Data Udienza: 29/10/2013

RITENUTO IN FATTO

1. Con ordinanza deliberata il 18 settembre 2012 la Corte di appello di
Roma ha dichiarato inammissibile la dichiarazione di ricusazione proposta
da Rossidivita Agostino Benedetto nei confronti della d.ssa Paola De Martiis,
presidente del secondo collegio della quinta sezione penale del Tribunale di
Roma, in relazione al procedimento n. 16755/2011 nel quale il Rossodivita

A sostegno della decisione la Corte ha addotto la genericità della
denuncia di anticipazione del giudizio formulata dal dichiarante nei confronti
del magistrato, poiché il Rossodivita non aveva indicato alcuno dei fatti dai
quali desumere tale anticipazione e, neppure, la data dell’udienza in cui
essa si era verificata, al fine di rendere possibile il controllo sulla
tempestività della dichiarazione di ricusazione.

> ESERCIZI PROPOSTI
(A) Elenca tutte le date e il numero di procedimento che compaiono nell'estratto sulla ricusazione.
(B) Riscrivi il passo dell'estratto sulla ricusazione compreso tra "RITENUTO IN FATTO" e "dichiarazione di ricusazione.", estremi inclusi.

> MATERIALE FORNITO
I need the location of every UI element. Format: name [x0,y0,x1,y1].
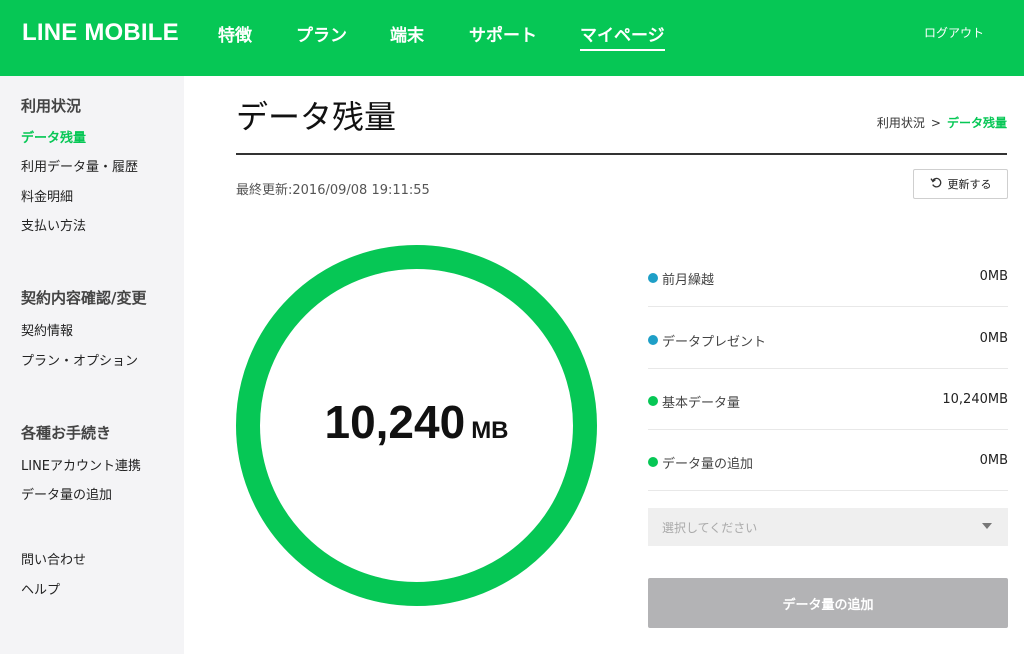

> SOLUZIONI DEGLI ESERCIZI
(A)
29/10/2013
18 settembre 2012
n. 16755/2011

(B)
RITENUTO IN FATTO

1. Con ordinanza deliberata il 18 settembre 2012 la Corte di appello di
Roma ha dichiarato inammissibile la dichiarazione di ricusazione proposta
da Rossidivita Agostino Benedetto nei confronti della d.ssa Paola De Martiis,
presidente del secondo collegio della quinta sezione penale del Tribunale di
Roma, in relazione al procedimento n. 16755/2011 nel quale il Rossodivita

A sostegno della decisione la Corte ha addotto la genericità della
denuncia di anticipazione del giudizio formulata dal dichiarante nei confronti
del magistrato, poiché il Rossodivita non aveva indicato alcuno dei fatti dai
quali desumere tale anticipazione e, neppure, la data dell’udienza in cui
essa si era verificata, al fine di rendere possibile il controllo sulla
tempestività della dichiarazione di ricusazione.